Records for this task:
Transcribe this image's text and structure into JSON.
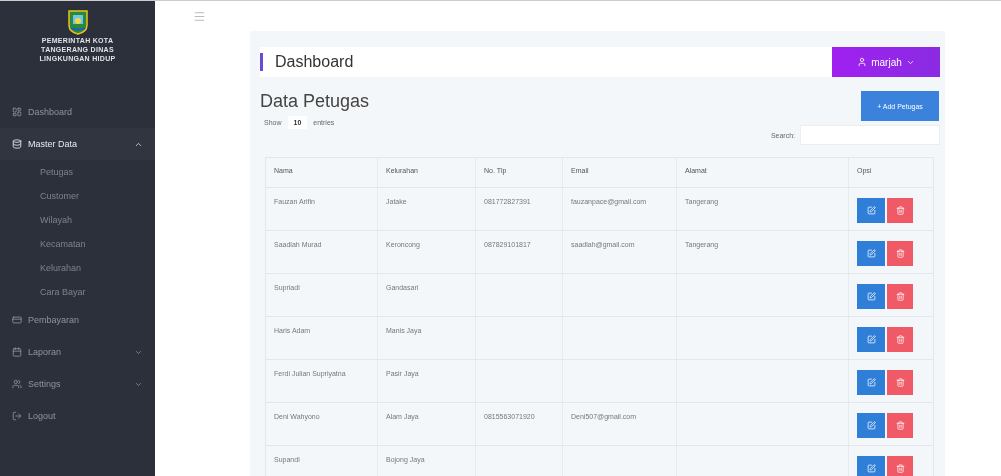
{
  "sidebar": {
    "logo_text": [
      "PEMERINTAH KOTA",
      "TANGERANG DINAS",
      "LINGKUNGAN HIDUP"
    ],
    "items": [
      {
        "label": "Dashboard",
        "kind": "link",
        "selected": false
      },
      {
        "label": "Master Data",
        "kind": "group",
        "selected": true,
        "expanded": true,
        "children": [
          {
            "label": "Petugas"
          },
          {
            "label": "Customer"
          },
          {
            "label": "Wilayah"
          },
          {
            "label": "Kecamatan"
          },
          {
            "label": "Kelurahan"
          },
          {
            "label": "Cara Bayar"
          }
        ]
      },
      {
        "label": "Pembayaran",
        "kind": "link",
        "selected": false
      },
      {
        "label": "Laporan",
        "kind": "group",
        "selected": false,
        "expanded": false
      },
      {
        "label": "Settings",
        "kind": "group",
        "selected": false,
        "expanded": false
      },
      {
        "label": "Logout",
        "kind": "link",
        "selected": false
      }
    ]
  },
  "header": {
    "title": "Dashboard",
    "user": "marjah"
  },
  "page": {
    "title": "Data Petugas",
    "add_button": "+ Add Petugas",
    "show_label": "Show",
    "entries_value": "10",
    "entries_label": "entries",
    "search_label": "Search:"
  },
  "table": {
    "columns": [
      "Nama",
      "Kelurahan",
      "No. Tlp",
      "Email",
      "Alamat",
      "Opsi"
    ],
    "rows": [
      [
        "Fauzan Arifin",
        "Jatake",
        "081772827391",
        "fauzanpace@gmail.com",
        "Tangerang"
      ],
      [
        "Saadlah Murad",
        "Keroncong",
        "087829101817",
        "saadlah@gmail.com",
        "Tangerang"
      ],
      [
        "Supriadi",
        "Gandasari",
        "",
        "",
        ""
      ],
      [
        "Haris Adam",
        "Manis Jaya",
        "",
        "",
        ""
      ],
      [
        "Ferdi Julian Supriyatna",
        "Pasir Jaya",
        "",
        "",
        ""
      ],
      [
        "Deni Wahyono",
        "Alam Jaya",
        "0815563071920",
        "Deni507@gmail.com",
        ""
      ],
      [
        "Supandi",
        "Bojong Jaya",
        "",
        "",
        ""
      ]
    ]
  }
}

Work to complete: Omit every picture while copying the listing above exactly.

Reply to the task:
Transcribe this image's text and structure into JSON.
{
  "sidebar": {
    "logo_text": [
      "PEMERINTAH KOTA",
      "TANGERANG DINAS",
      "LINGKUNGAN HIDUP"
    ],
    "items": [
      {
        "label": "Dashboard",
        "kind": "link",
        "selected": false
      },
      {
        "label": "Master Data",
        "kind": "group",
        "selected": true,
        "expanded": true,
        "children": [
          {
            "label": "Petugas"
          },
          {
            "label": "Customer"
          },
          {
            "label": "Wilayah"
          },
          {
            "label": "Kecamatan"
          },
          {
            "label": "Kelurahan"
          },
          {
            "label": "Cara Bayar"
          }
        ]
      },
      {
        "label": "Pembayaran",
        "kind": "link",
        "selected": false
      },
      {
        "label": "Laporan",
        "kind": "group",
        "selected": false,
        "expanded": false
      },
      {
        "label": "Settings",
        "kind": "group",
        "selected": false,
        "expanded": false
      },
      {
        "label": "Logout",
        "kind": "link",
        "selected": false
      }
    ]
  },
  "header": {
    "title": "Dashboard",
    "user": "marjah"
  },
  "page": {
    "title": "Data Petugas",
    "add_button": "+ Add Petugas",
    "show_label": "Show",
    "entries_value": "10",
    "entries_label": "entries",
    "search_label": "Search:"
  },
  "table": {
    "columns": [
      "Nama",
      "Kelurahan",
      "No. Tlp",
      "Email",
      "Alamat",
      "Opsi"
    ],
    "rows": [
      [
        "Fauzan Arifin",
        "Jatake",
        "081772827391",
        "fauzanpace@gmail.com",
        "Tangerang"
      ],
      [
        "Saadlah Murad",
        "Keroncong",
        "087829101817",
        "saadlah@gmail.com",
        "Tangerang"
      ],
      [
        "Supriadi",
        "Gandasari",
        "",
        "",
        ""
      ],
      [
        "Haris Adam",
        "Manis Jaya",
        "",
        "",
        ""
      ],
      [
        "Ferdi Julian Supriyatna",
        "Pasir Jaya",
        "",
        "",
        ""
      ],
      [
        "Deni Wahyono",
        "Alam Jaya",
        "0815563071920",
        "Deni507@gmail.com",
        ""
      ],
      [
        "Supandi",
        "Bojong Jaya",
        "",
        "",
        ""
      ]
    ]
  }
}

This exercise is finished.